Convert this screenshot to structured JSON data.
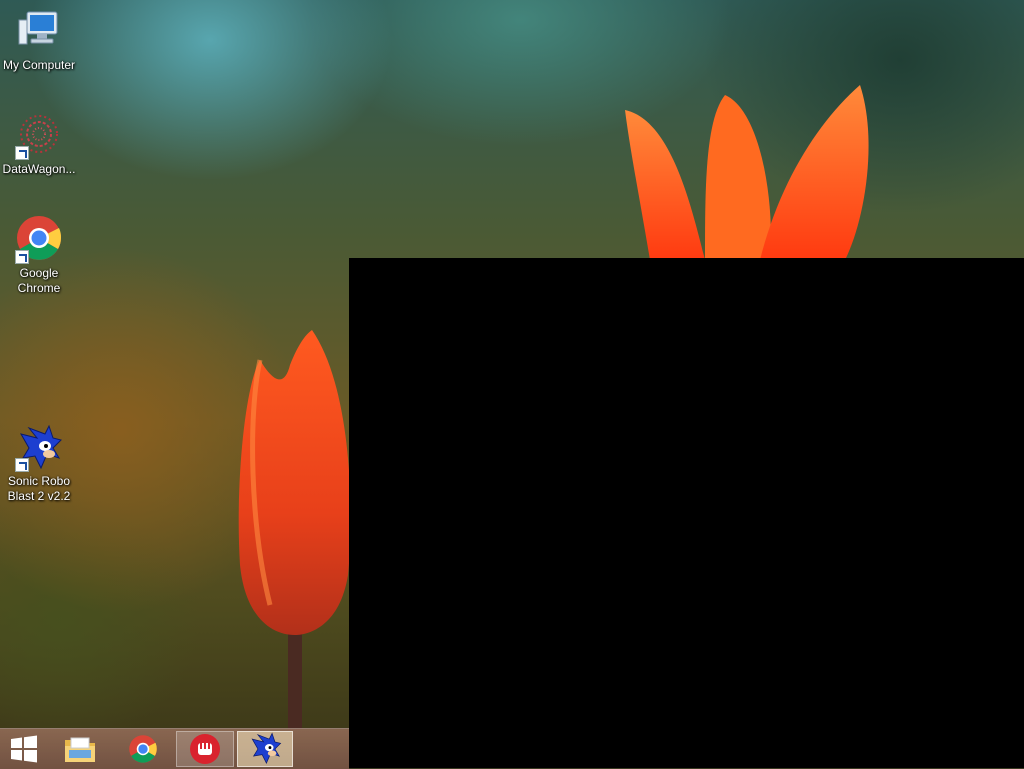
{
  "desktop": {
    "icons": [
      {
        "label": "My Computer",
        "icon": "computer-icon"
      },
      {
        "label": "DataWagon...",
        "icon": "datawagon-icon"
      },
      {
        "label": "Google Chrome",
        "icon": "chrome-icon"
      },
      {
        "label": "Sonic Robo Blast 2 v2.2",
        "icon": "sonic-icon"
      }
    ]
  },
  "taskbar": {
    "items": [
      {
        "name": "start",
        "icon": "windows-logo-icon"
      },
      {
        "name": "file-explorer",
        "icon": "folder-icon"
      },
      {
        "name": "google-chrome",
        "icon": "chrome-icon"
      },
      {
        "name": "red-app",
        "icon": "fist-icon"
      },
      {
        "name": "sonic-robo-blast-2",
        "icon": "sonic-icon"
      }
    ]
  },
  "colors": {
    "taskbar": "#8c6a58",
    "panel": "#000000",
    "flower": "#ff5a1f"
  }
}
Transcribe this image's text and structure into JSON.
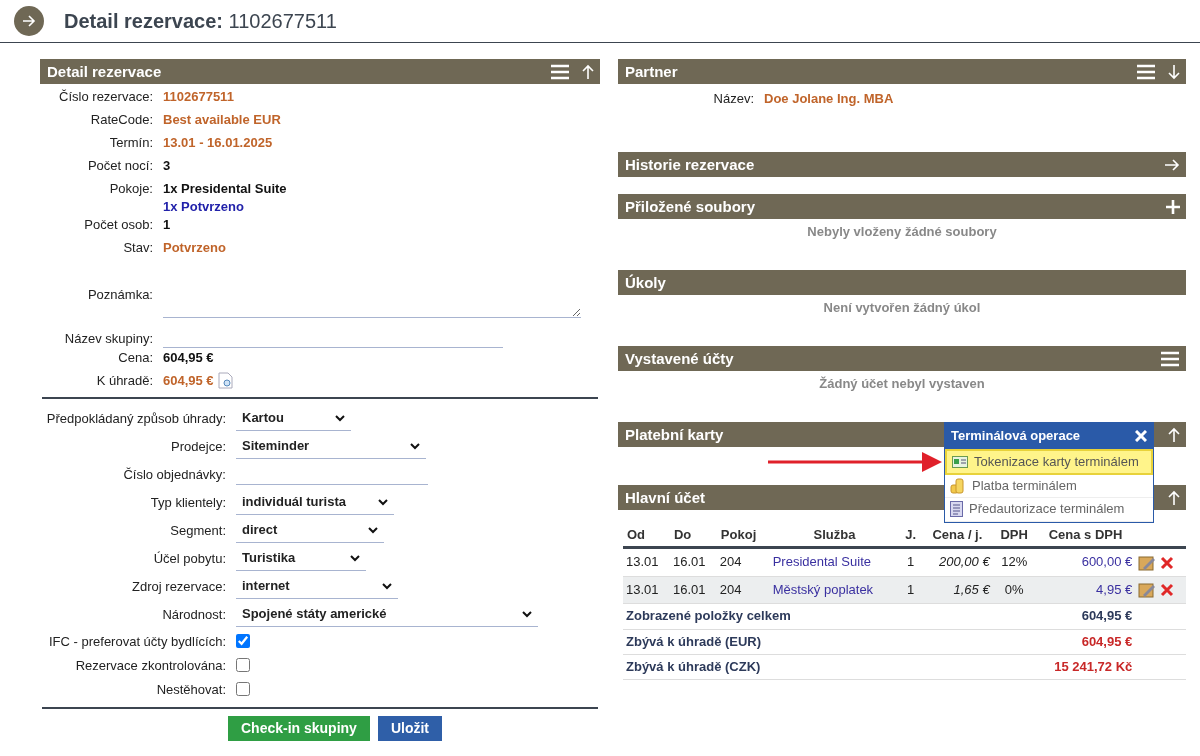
{
  "page_title": {
    "label": "Detail rezervace:",
    "number": "1102677511"
  },
  "detail": {
    "title": "Detail rezervace",
    "fields": [
      {
        "label": "Číslo rezervace:",
        "kind": "accent",
        "value": "1102677511"
      },
      {
        "label": "RateCode:",
        "kind": "accent",
        "value": "Best available EUR"
      },
      {
        "label": "Termín:",
        "kind": "accent",
        "value": "13.01 - 16.01.2025"
      },
      {
        "label": "Počet nocí:",
        "kind": "plain",
        "value": "3"
      },
      {
        "label": "Pokoje:",
        "kind": "plain",
        "value": "1x Presidental Suite",
        "sub": "1x Potvrzeno"
      },
      {
        "label": "Počet osob:",
        "kind": "plain",
        "value": "1"
      },
      {
        "label": "Stav:",
        "kind": "accent",
        "value": "Potvrzeno"
      },
      {
        "label": "Poznámka:",
        "kind": "textarea"
      },
      {
        "label": "Název skupiny:",
        "kind": "input"
      },
      {
        "label": "Cena:",
        "kind": "plain",
        "value": "604,95 €"
      },
      {
        "label": "K úhradě:",
        "kind": "preview",
        "value": "604,95 €"
      }
    ],
    "options": [
      {
        "label": "Předpokládaný způsob úhrady:",
        "kind": "select",
        "value": "Kartou"
      },
      {
        "label": "Prodejce:",
        "kind": "select",
        "value": "Siteminder"
      },
      {
        "label": "Číslo objednávky:",
        "kind": "input"
      },
      {
        "label": "Typ klientely:",
        "kind": "select",
        "value": "individuál turista"
      },
      {
        "label": "Segment:",
        "kind": "select",
        "value": "direct"
      },
      {
        "label": "Účel pobytu:",
        "kind": "select",
        "value": "Turistika"
      },
      {
        "label": "Zdroj rezervace:",
        "kind": "select",
        "value": "internet"
      },
      {
        "label": "Národnost:",
        "kind": "select",
        "value": "Spojené státy americké"
      },
      {
        "label": "IFC - preferovat účty bydlících:",
        "kind": "checkbox",
        "checked": true
      },
      {
        "label": "Rezervace zkontrolována:",
        "kind": "checkbox",
        "checked": false
      },
      {
        "label": "Nestěhovat:",
        "kind": "checkbox",
        "checked": false
      }
    ],
    "buttons": [
      {
        "label": "Check-in skupiny",
        "kind": "success"
      },
      {
        "label": "Uložit",
        "kind": "primary"
      }
    ]
  },
  "panels": [
    {
      "title": "Partner",
      "kind": "fields",
      "fields": [
        {
          "label": "Název:",
          "value": "Doe Jolane Ing. MBA"
        }
      ]
    },
    {
      "title": "Historie rezervace",
      "kind": "none"
    },
    {
      "title": "Přiložené soubory",
      "kind": "empty",
      "message": "Nebyly vloženy žádné soubory"
    },
    {
      "title": "Úkoly",
      "kind": "empty",
      "message": "Není vytvořen žádný úkol"
    },
    {
      "title": "Vystavené účty",
      "kind": "empty",
      "message": "Žádný účet nebyl vystaven"
    },
    {
      "title": "Platební karty",
      "kind": "cards"
    },
    {
      "title": "Hlavní účet",
      "kind": "table",
      "columns": [
        "Od",
        "Do",
        "Pokoj",
        "Služba",
        "J.",
        "Cena / j.",
        "DPH",
        "Cena s DPH"
      ],
      "rows": [
        {
          "cells": [
            "13.01",
            "16.01",
            "204",
            "Presidental Suite",
            "1",
            "200,00 €",
            "12%",
            "600,00 €"
          ]
        },
        {
          "cells": [
            "13.01",
            "16.01",
            "204",
            "Městský poplatek",
            "1",
            "1,65 €",
            "0%",
            "4,95 €"
          ]
        }
      ],
      "totals": [
        {
          "label": "Zobrazené položky celkem",
          "value": "604,95 €",
          "kind": "plain"
        },
        {
          "label": "Zbývá k úhradě (EUR)",
          "value": "604,95 €",
          "kind": "danger"
        },
        {
          "label": "Zbývá k úhradě (CZK)",
          "value": "15 241,72 Kč",
          "kind": "danger"
        }
      ]
    }
  ],
  "popup": {
    "title": "Terminálová operace",
    "items": [
      {
        "label": "Tokenizace karty terminálem",
        "selected": true
      },
      {
        "label": "Platba terminálem",
        "selected": false
      },
      {
        "label": "Předautorizace terminálem",
        "selected": false
      }
    ]
  }
}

**WHAT YOU NEED TO DO**
Above are the records. Identify each line that contains the word "Číslo".

**THE RESULT**
        "label": "Číslo rezervace:",
        "label": "Číslo objednávky:",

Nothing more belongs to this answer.